TASK REQUIREMENTS: Render every entry exactly as it appears.

MATERIAL FOR THIS EXERCISE:

==================================================

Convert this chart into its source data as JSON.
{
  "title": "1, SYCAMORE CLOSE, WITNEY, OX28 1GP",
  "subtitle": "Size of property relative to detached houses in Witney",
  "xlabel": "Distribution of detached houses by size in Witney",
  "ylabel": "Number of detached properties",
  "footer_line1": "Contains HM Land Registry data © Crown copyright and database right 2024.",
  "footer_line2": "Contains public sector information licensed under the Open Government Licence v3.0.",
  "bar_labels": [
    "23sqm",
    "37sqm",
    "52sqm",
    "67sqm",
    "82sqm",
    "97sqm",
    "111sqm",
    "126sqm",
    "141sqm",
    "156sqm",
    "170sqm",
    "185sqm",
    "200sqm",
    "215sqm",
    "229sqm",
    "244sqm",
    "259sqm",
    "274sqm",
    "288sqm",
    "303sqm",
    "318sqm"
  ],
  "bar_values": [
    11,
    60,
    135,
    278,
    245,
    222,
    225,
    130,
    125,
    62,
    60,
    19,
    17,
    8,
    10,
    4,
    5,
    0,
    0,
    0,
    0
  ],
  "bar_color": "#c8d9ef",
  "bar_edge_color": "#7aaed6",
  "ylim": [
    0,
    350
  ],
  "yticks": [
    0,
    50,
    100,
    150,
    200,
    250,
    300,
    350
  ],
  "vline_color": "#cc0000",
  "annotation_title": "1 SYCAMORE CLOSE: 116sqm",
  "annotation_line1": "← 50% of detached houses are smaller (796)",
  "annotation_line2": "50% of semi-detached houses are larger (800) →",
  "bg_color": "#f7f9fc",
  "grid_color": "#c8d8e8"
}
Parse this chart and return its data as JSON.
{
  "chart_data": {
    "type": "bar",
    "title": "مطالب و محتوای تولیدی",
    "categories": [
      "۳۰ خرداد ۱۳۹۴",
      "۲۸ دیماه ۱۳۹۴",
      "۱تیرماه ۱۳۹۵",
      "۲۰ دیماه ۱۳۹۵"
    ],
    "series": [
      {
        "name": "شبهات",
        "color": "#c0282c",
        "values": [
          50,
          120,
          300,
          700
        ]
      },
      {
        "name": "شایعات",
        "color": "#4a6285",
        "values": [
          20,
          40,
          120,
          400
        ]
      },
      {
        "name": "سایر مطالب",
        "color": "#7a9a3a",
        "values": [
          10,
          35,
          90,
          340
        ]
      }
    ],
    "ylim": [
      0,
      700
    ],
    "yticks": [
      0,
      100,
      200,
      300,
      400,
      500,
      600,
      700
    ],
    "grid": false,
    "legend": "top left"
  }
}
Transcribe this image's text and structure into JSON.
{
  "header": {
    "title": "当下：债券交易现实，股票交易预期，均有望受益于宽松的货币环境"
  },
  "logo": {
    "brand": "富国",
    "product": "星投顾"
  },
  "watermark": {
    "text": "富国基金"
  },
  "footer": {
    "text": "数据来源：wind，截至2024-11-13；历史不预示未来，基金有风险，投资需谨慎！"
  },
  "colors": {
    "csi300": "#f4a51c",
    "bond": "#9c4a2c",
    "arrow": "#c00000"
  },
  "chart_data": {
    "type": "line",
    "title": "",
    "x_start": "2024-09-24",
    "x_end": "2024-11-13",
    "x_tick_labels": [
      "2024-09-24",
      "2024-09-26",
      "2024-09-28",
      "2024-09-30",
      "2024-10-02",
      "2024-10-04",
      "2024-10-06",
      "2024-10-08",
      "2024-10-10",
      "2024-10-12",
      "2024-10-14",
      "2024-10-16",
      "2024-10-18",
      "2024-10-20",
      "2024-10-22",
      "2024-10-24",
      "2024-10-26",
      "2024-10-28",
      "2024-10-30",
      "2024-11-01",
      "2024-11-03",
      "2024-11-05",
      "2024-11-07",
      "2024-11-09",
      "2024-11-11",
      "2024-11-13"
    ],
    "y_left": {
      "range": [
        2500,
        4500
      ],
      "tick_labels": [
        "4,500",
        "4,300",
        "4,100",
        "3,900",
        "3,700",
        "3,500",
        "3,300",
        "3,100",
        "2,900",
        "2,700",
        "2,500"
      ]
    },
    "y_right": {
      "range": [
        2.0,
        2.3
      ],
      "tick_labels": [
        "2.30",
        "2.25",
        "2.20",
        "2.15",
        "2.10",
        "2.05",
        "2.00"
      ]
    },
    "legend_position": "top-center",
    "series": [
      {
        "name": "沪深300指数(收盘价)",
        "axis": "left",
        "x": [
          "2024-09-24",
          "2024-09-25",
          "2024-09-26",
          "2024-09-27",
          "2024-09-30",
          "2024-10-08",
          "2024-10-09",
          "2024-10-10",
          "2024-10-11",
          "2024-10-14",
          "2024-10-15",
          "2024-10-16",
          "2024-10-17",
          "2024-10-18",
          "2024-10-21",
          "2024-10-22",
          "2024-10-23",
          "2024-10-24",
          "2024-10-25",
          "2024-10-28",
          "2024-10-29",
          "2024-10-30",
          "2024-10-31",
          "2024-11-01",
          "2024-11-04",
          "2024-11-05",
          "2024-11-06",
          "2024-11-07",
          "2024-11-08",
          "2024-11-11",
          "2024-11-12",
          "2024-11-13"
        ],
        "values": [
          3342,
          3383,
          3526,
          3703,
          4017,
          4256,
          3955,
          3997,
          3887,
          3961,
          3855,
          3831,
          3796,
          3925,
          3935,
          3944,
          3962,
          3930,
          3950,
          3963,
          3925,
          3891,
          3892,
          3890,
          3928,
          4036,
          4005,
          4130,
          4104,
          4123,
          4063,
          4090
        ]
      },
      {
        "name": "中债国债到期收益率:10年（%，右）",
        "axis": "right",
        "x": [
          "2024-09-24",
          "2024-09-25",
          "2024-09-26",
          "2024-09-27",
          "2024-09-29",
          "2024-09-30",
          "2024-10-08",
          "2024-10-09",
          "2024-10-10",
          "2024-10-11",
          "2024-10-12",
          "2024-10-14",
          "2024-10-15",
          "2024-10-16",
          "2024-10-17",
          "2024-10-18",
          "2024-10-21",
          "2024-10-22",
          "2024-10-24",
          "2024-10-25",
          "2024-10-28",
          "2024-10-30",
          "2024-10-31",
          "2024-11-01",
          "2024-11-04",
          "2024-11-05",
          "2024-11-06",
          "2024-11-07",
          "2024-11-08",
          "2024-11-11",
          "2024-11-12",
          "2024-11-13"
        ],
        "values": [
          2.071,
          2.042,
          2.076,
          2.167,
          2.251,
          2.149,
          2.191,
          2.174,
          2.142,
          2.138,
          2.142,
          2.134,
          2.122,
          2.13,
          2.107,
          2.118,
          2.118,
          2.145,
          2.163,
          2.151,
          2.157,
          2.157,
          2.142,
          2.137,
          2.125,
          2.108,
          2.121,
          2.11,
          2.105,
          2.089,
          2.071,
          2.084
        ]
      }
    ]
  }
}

==================================================

TASK RESPONSE:
Convert this chart into its source data as JSON.
{
  "title": "1, SYCAMORE CLOSE, WITNEY, OX28 1GP",
  "subtitle": "Size of property relative to detached houses in Witney",
  "xlabel": "Distribution of detached houses by size in Witney",
  "ylabel": "Number of detached properties",
  "footer_line1": "Contains HM Land Registry data © Crown copyright and database right 2024.",
  "footer_line2": "Contains public sector information licensed under the Open Government Licence v3.0.",
  "bar_labels": [
    "23sqm",
    "37sqm",
    "52sqm",
    "67sqm",
    "82sqm",
    "97sqm",
    "111sqm",
    "126sqm",
    "141sqm",
    "156sqm",
    "170sqm",
    "185sqm",
    "200sqm",
    "215sqm",
    "229sqm",
    "244sqm",
    "259sqm",
    "274sqm",
    "288sqm",
    "303sqm",
    "318sqm"
  ],
  "bar_values": [
    11,
    60,
    135,
    278,
    245,
    222,
    225,
    130,
    125,
    62,
    60,
    19,
    17,
    8,
    10,
    4,
    5,
    0,
    0,
    0,
    0
  ],
  "bar_color": "#c8d9ef",
  "bar_edge_color": "#7aaed6",
  "ylim": [
    0,
    350
  ],
  "yticks": [
    0,
    50,
    100,
    150,
    200,
    250,
    300,
    350
  ],
  "vline_color": "#cc0000",
  "annotation_title": "1 SYCAMORE CLOSE: 116sqm",
  "annotation_line1": "← 50% of detached houses are smaller (796)",
  "annotation_line2": "50% of semi-detached houses are larger (800) →",
  "bg_color": "#f7f9fc",
  "grid_color": "#c8d8e8"
}
Parse this chart and return its data as JSON.
{
  "chart_data": {
    "type": "bar",
    "title": "مطالب و محتوای تولیدی",
    "categories": [
      "۳۰ خرداد ۱۳۹۴",
      "۲۸ دیماه ۱۳۹۴",
      "۱تیرماه ۱۳۹۵",
      "۲۰ دیماه ۱۳۹۵"
    ],
    "series": [
      {
        "name": "شبهات",
        "color": "#c0282c",
        "values": [
          50,
          120,
          300,
          700
        ]
      },
      {
        "name": "شایعات",
        "color": "#4a6285",
        "values": [
          20,
          40,
          120,
          400
        ]
      },
      {
        "name": "سایر مطالب",
        "color": "#7a9a3a",
        "values": [
          10,
          35,
          90,
          340
        ]
      }
    ],
    "ylim": [
      0,
      700
    ],
    "yticks": [
      0,
      100,
      200,
      300,
      400,
      500,
      600,
      700
    ],
    "grid": false,
    "legend": "top left"
  }
}
Transcribe this image's text and structure into JSON.
{
  "header": {
    "title": "当下：债券交易现实，股票交易预期，均有望受益于宽松的货币环境"
  },
  "logo": {
    "brand": "富国",
    "product": "星投顾"
  },
  "watermark": {
    "text": "富国基金"
  },
  "footer": {
    "text": "数据来源：wind，截至2024-11-13；历史不预示未来，基金有风险，投资需谨慎！"
  },
  "colors": {
    "csi300": "#f4a51c",
    "bond": "#9c4a2c",
    "arrow": "#c00000"
  },
  "chart_data": {
    "type": "line",
    "title": "",
    "x_start": "2024-09-24",
    "x_end": "2024-11-13",
    "x_tick_labels": [
      "2024-09-24",
      "2024-09-26",
      "2024-09-28",
      "2024-09-30",
      "2024-10-02",
      "2024-10-04",
      "2024-10-06",
      "2024-10-08",
      "2024-10-10",
      "2024-10-12",
      "2024-10-14",
      "2024-10-16",
      "2024-10-18",
      "2024-10-20",
      "2024-10-22",
      "2024-10-24",
      "2024-10-26",
      "2024-10-28",
      "2024-10-30",
      "2024-11-01",
      "2024-11-03",
      "2024-11-05",
      "2024-11-07",
      "2024-11-09",
      "2024-11-11",
      "2024-11-13"
    ],
    "y_left": {
      "range": [
        2500,
        4500
      ],
      "tick_labels": [
        "4,500",
        "4,300",
        "4,100",
        "3,900",
        "3,700",
        "3,500",
        "3,300",
        "3,100",
        "2,900",
        "2,700",
        "2,500"
      ]
    },
    "y_right": {
      "range": [
        2.0,
        2.3
      ],
      "tick_labels": [
        "2.30",
        "2.25",
        "2.20",
        "2.15",
        "2.10",
        "2.05",
        "2.00"
      ]
    },
    "legend_position": "top-center",
    "series": [
      {
        "name": "沪深300指数(收盘价)",
        "axis": "left",
        "x": [
          "2024-09-24",
          "2024-09-25",
          "2024-09-26",
          "2024-09-27",
          "2024-09-30",
          "2024-10-08",
          "2024-10-09",
          "2024-10-10",
          "2024-10-11",
          "2024-10-14",
          "2024-10-15",
          "2024-10-16",
          "2024-10-17",
          "2024-10-18",
          "2024-10-21",
          "2024-10-22",
          "2024-10-23",
          "2024-10-24",
          "2024-10-25",
          "2024-10-28",
          "2024-10-29",
          "2024-10-30",
          "2024-10-31",
          "2024-11-01",
          "2024-11-04",
          "2024-11-05",
          "2024-11-06",
          "2024-11-07",
          "2024-11-08",
          "2024-11-11",
          "2024-11-12",
          "2024-11-13"
        ],
        "values": [
          3342,
          3383,
          3526,
          3703,
          4017,
          4256,
          3955,
          3997,
          3887,
          3961,
          3855,
          3831,
          3796,
          3925,
          3935,
          3944,
          3962,
          3930,
          3950,
          3963,
          3925,
          3891,
          3892,
          3890,
          3928,
          4036,
          4005,
          4130,
          4104,
          4123,
          4063,
          4090
        ]
      },
      {
        "name": "中债国债到期收益率:10年（%，右）",
        "axis": "right",
        "x": [
          "2024-09-24",
          "2024-09-25",
          "2024-09-26",
          "2024-09-27",
          "2024-09-29",
          "2024-09-30",
          "2024-10-08",
          "2024-10-09",
          "2024-10-10",
          "2024-10-11",
          "2024-10-12",
          "2024-10-14",
          "2024-10-15",
          "2024-10-16",
          "2024-10-17",
          "2024-10-18",
          "2024-10-21",
          "2024-10-22",
          "2024-10-24",
          "2024-10-25",
          "2024-10-28",
          "2024-10-30",
          "2024-10-31",
          "2024-11-01",
          "2024-11-04",
          "2024-11-05",
          "2024-11-06",
          "2024-11-07",
          "2024-11-08",
          "2024-11-11",
          "2024-11-12",
          "2024-11-13"
        ],
        "values": [
          2.071,
          2.042,
          2.076,
          2.167,
          2.251,
          2.149,
          2.191,
          2.174,
          2.142,
          2.138,
          2.142,
          2.134,
          2.122,
          2.13,
          2.107,
          2.118,
          2.118,
          2.145,
          2.163,
          2.151,
          2.157,
          2.157,
          2.142,
          2.137,
          2.125,
          2.108,
          2.121,
          2.11,
          2.105,
          2.089,
          2.071,
          2.084
        ]
      }
    ]
  }
}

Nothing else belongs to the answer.